--- Material provided ---

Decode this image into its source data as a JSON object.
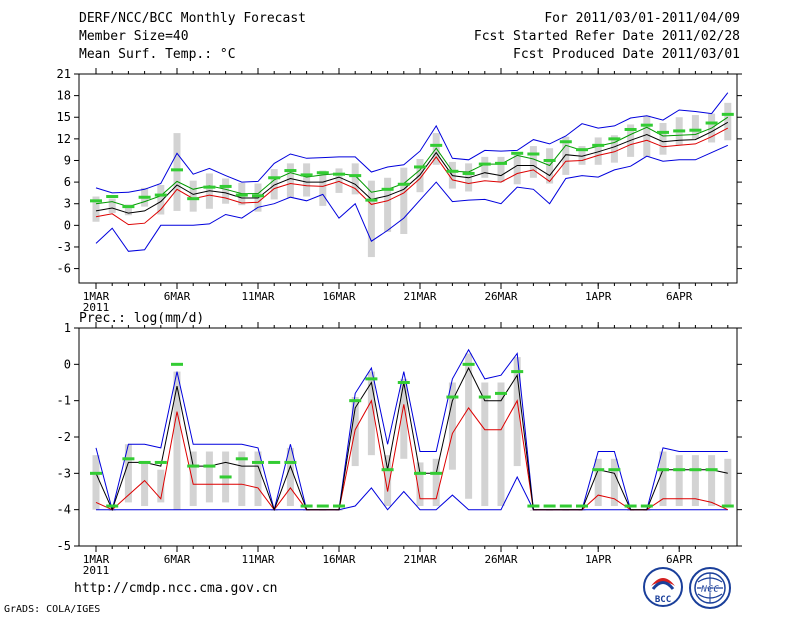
{
  "header": {
    "title": "DERF/NCC/BCC Monthly Forecast",
    "member_size": "Member Size=40",
    "period": "For 2011/03/01-2011/04/09",
    "start_date": "Fcst Started Refer Date 2011/02/28",
    "produced_date": "Fcst Produced Date 2011/03/01"
  },
  "footer": {
    "url": "http://cmdp.ncc.cma.gov.cn",
    "credit": "GrADS: COLA/IGES",
    "logo_bcc": "BCC",
    "logo_ncc": "NCC"
  },
  "colors": {
    "ensemble_max_min": "#0000dd",
    "ensemble_mean": "#000000",
    "spread_lower": "#dd0000",
    "median_mark": "#33cc33",
    "box": "#d3d3d3"
  },
  "chart_data": [
    {
      "type": "box-line",
      "title": "Mean Surf. Temp.: °C",
      "xlabel": "",
      "ylabel": "°C",
      "ylim": [
        -8,
        21
      ],
      "yticks": [
        -6,
        -3,
        0,
        3,
        6,
        9,
        12,
        15,
        18,
        21
      ],
      "x_tick_labels": [
        "1MAR",
        "6MAR",
        "11MAR",
        "16MAR",
        "21MAR",
        "26MAR",
        "1APR",
        "6APR"
      ],
      "x_tick_days": [
        1,
        6,
        11,
        16,
        21,
        26,
        32,
        37
      ],
      "year_label": "2011",
      "days": [
        1,
        2,
        3,
        4,
        5,
        6,
        7,
        8,
        9,
        10,
        11,
        12,
        13,
        14,
        15,
        16,
        17,
        18,
        19,
        20,
        21,
        22,
        23,
        24,
        25,
        26,
        27,
        28,
        29,
        30,
        31,
        32,
        33,
        34,
        35,
        36,
        37,
        38,
        39,
        40
      ],
      "series": [
        {
          "name": "max",
          "values": [
            5.2,
            4.5,
            4.6,
            5.0,
            5.8,
            10.0,
            7.1,
            7.9,
            6.9,
            6.0,
            6.1,
            8.6,
            9.9,
            9.3,
            9.4,
            9.5,
            9.5,
            7.4,
            8.1,
            8.4,
            10.3,
            13.8,
            9.3,
            9.1,
            10.4,
            10.3,
            10.4,
            11.9,
            11.3,
            12.4,
            14.1,
            13.5,
            13.8,
            14.9,
            15.2,
            14.6,
            16.0,
            15.8,
            15.5,
            18.4
          ]
        },
        {
          "name": "mean",
          "values": [
            2.0,
            2.4,
            1.7,
            2.0,
            3.3,
            5.6,
            4.3,
            4.8,
            4.5,
            3.8,
            3.8,
            5.6,
            6.5,
            6.0,
            6.0,
            6.7,
            5.7,
            3.6,
            4.1,
            5.0,
            7.0,
            10.1,
            6.9,
            6.6,
            7.3,
            6.9,
            8.3,
            8.3,
            6.9,
            9.8,
            9.6,
            10.2,
            10.9,
            11.8,
            12.6,
            11.6,
            11.8,
            11.9,
            13.0,
            14.3
          ]
        },
        {
          "name": "upper",
          "values": [
            3.0,
            3.3,
            2.6,
            3.3,
            4.1,
            6.1,
            5.0,
            5.5,
            5.0,
            4.4,
            4.4,
            6.3,
            7.3,
            6.7,
            7.0,
            7.2,
            6.9,
            4.6,
            5.0,
            5.8,
            7.7,
            10.7,
            7.5,
            7.4,
            8.5,
            8.5,
            9.7,
            9.2,
            8.3,
            11.1,
            10.4,
            11.0,
            11.5,
            12.6,
            13.6,
            12.4,
            12.5,
            12.6,
            13.5,
            15.0
          ]
        },
        {
          "name": "lower",
          "values": [
            1.2,
            1.6,
            0.1,
            0.3,
            2.2,
            5.0,
            3.7,
            4.2,
            3.8,
            3.1,
            3.2,
            5.1,
            5.8,
            5.5,
            5.4,
            6.1,
            5.1,
            2.9,
            3.4,
            4.5,
            6.5,
            9.5,
            6.3,
            5.8,
            6.2,
            6.0,
            7.2,
            7.7,
            6.1,
            8.9,
            9.0,
            9.7,
            10.2,
            11.2,
            11.8,
            10.9,
            11.1,
            11.3,
            12.3,
            13.5
          ]
        },
        {
          "name": "min",
          "values": [
            -2.5,
            -0.4,
            -3.6,
            -3.4,
            0.0,
            0.0,
            0.0,
            0.2,
            1.5,
            1.0,
            2.5,
            3.0,
            3.9,
            3.4,
            4.3,
            1.0,
            3.0,
            -2.2,
            -0.7,
            1.0,
            3.5,
            6.0,
            3.3,
            3.5,
            3.6,
            3.0,
            5.3,
            5.0,
            3.0,
            6.5,
            6.9,
            6.7,
            7.7,
            8.2,
            9.6,
            8.9,
            9.1,
            9.1,
            10.1,
            11.1
          ]
        },
        {
          "name": "box_high",
          "values": [
            4.0,
            3.7,
            2.9,
            5.2,
            5.6,
            12.8,
            6.2,
            7.2,
            6.5,
            5.9,
            5.8,
            7.8,
            8.6,
            8.6,
            7.6,
            7.9,
            8.6,
            6.2,
            6.6,
            8.0,
            9.2,
            12.8,
            8.8,
            8.6,
            9.5,
            9.5,
            9.9,
            11.0,
            10.7,
            12.3,
            11.0,
            12.2,
            12.5,
            14.0,
            15.2,
            14.2,
            15.0,
            15.3,
            15.5,
            17.0
          ]
        },
        {
          "name": "box_low",
          "values": [
            0.5,
            1.7,
            1.4,
            2.6,
            1.5,
            2.0,
            1.9,
            2.3,
            3.0,
            2.8,
            1.9,
            3.6,
            3.8,
            4.0,
            2.7,
            4.5,
            4.3,
            -4.4,
            -0.9,
            -1.2,
            4.6,
            8.4,
            5.1,
            4.7,
            6.6,
            6.0,
            5.7,
            6.6,
            5.8,
            7.0,
            8.4,
            8.4,
            8.7,
            9.5,
            9.5,
            9.8,
            11.1,
            12.0,
            11.5,
            11.8
          ]
        },
        {
          "name": "median",
          "values": [
            3.4,
            4.0,
            2.6,
            3.9,
            4.2,
            7.7,
            3.7,
            5.3,
            5.4,
            4.2,
            4.1,
            6.6,
            7.6,
            7.0,
            7.3,
            7.1,
            6.9,
            3.5,
            5.0,
            5.7,
            8.1,
            11.1,
            7.5,
            7.2,
            8.5,
            8.6,
            10.0,
            9.9,
            9.0,
            11.6,
            10.5,
            11.1,
            12.0,
            13.3,
            13.9,
            12.9,
            13.1,
            13.2,
            14.2,
            15.4
          ]
        }
      ]
    },
    {
      "type": "box-line",
      "title": "Prec.: log(mm/d)",
      "xlabel": "",
      "ylabel": "log(mm/d)",
      "ylim": [
        -5,
        1
      ],
      "yticks": [
        -5,
        -4,
        -3,
        -2,
        -1,
        0,
        1
      ],
      "x_tick_labels": [
        "1MAR",
        "6MAR",
        "11MAR",
        "16MAR",
        "21MAR",
        "26MAR",
        "1APR",
        "6APR"
      ],
      "x_tick_days": [
        1,
        6,
        11,
        16,
        21,
        26,
        32,
        37
      ],
      "year_label": "2011",
      "days": [
        1,
        2,
        3,
        4,
        5,
        6,
        7,
        8,
        9,
        10,
        11,
        12,
        13,
        14,
        15,
        16,
        17,
        18,
        19,
        20,
        21,
        22,
        23,
        24,
        25,
        26,
        27,
        28,
        29,
        30,
        31,
        32,
        33,
        34,
        35,
        36,
        37,
        38,
        39,
        40
      ],
      "series": [
        {
          "name": "max",
          "values": [
            -2.3,
            -4.0,
            -2.2,
            -2.2,
            -2.3,
            -0.2,
            -2.2,
            -2.2,
            -2.2,
            -2.2,
            -2.3,
            -4.0,
            -2.2,
            -4.0,
            -4.0,
            -4.0,
            -0.8,
            -0.1,
            -2.2,
            -0.2,
            -2.4,
            -2.4,
            -0.4,
            0.4,
            -0.4,
            -0.3,
            0.3,
            -4.0,
            -4.0,
            -4.0,
            -4.0,
            -2.4,
            -2.4,
            -4.0,
            -4.0,
            -2.3,
            -2.4,
            -2.4,
            -2.4,
            -2.4
          ]
        },
        {
          "name": "mean",
          "values": [
            -3.0,
            -4.0,
            -2.7,
            -2.7,
            -2.8,
            -0.6,
            -2.8,
            -2.8,
            -2.7,
            -2.8,
            -2.8,
            -4.0,
            -2.8,
            -4.0,
            -4.0,
            -4.0,
            -1.2,
            -0.5,
            -2.9,
            -0.5,
            -3.0,
            -3.0,
            -1.0,
            -0.1,
            -1.0,
            -1.0,
            -0.3,
            -4.0,
            -4.0,
            -4.0,
            -4.0,
            -2.9,
            -3.0,
            -4.0,
            -4.0,
            -2.9,
            -2.9,
            -2.9,
            -2.9,
            -3.0
          ]
        },
        {
          "name": "lower",
          "values": [
            -3.8,
            -4.0,
            -3.6,
            -3.2,
            -3.7,
            -1.3,
            -3.3,
            -3.3,
            -3.3,
            -3.3,
            -3.4,
            -4.0,
            -3.4,
            -4.0,
            -4.0,
            -4.0,
            -1.8,
            -1.0,
            -3.5,
            -1.1,
            -3.7,
            -3.7,
            -1.9,
            -1.2,
            -1.8,
            -1.8,
            -1.0,
            -4.0,
            -4.0,
            -4.0,
            -4.0,
            -3.6,
            -3.7,
            -4.0,
            -4.0,
            -3.7,
            -3.7,
            -3.7,
            -3.8,
            -4.0
          ]
        },
        {
          "name": "min",
          "values": [
            -4.0,
            -4.0,
            -4.0,
            -4.0,
            -4.0,
            -4.0,
            -4.0,
            -4.0,
            -4.0,
            -4.0,
            -4.0,
            -4.0,
            -4.0,
            -4.0,
            -4.0,
            -4.0,
            -3.9,
            -3.4,
            -4.0,
            -3.5,
            -4.0,
            -4.0,
            -3.6,
            -4.0,
            -4.0,
            -4.0,
            -3.1,
            -4.0,
            -4.0,
            -4.0,
            -4.0,
            -4.0,
            -4.0,
            -4.0,
            -4.0,
            -4.0,
            -4.0,
            -4.0,
            -4.0,
            -4.0
          ]
        },
        {
          "name": "box_high",
          "values": [
            -2.5,
            -4.0,
            -2.2,
            -2.7,
            -2.9,
            -0.2,
            -2.4,
            -2.4,
            -2.4,
            -2.4,
            -2.4,
            -4.0,
            -2.3,
            -4.0,
            -4.0,
            -4.0,
            -0.9,
            -0.2,
            -2.5,
            -0.4,
            -2.7,
            -2.6,
            -0.5,
            0.3,
            -0.5,
            -0.5,
            0.2,
            -4.0,
            -4.0,
            -4.0,
            -4.0,
            -2.6,
            -2.6,
            -4.0,
            -4.0,
            -2.4,
            -2.5,
            -2.5,
            -2.5,
            -2.6
          ]
        },
        {
          "name": "box_low",
          "values": [
            -4.0,
            -4.0,
            -3.8,
            -3.9,
            -3.8,
            -4.0,
            -3.9,
            -3.8,
            -3.8,
            -3.9,
            -3.9,
            -4.0,
            -3.9,
            -4.0,
            -4.0,
            -4.0,
            -2.8,
            -2.5,
            -3.9,
            -2.6,
            -3.9,
            -3.9,
            -2.9,
            -3.7,
            -3.9,
            -3.9,
            -2.8,
            -4.0,
            -4.0,
            -4.0,
            -4.0,
            -3.9,
            -3.9,
            -4.0,
            -4.0,
            -3.9,
            -3.9,
            -3.9,
            -3.9,
            -3.9
          ]
        },
        {
          "name": "median",
          "values": [
            -3.0,
            -3.9,
            -2.6,
            -2.7,
            -2.7,
            0.0,
            -2.8,
            -2.8,
            -3.1,
            -2.6,
            -2.7,
            -2.7,
            -2.7,
            -3.9,
            -3.9,
            -3.9,
            -1.0,
            -0.4,
            -2.9,
            -0.5,
            -3.0,
            -3.0,
            -0.9,
            0.0,
            -0.9,
            -0.8,
            -0.2,
            -3.9,
            -3.9,
            -3.9,
            -3.9,
            -2.9,
            -2.9,
            -3.9,
            -3.9,
            -2.9,
            -2.9,
            -2.9,
            -2.9,
            -3.9
          ]
        }
      ]
    }
  ]
}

---

Pull out every line above that holds the word "Fcst".

• Complete answer
    "start_date": "Fcst Started Refer Date 2011/02/28",
    "produced_date": "Fcst Produced Date 2011/03/01"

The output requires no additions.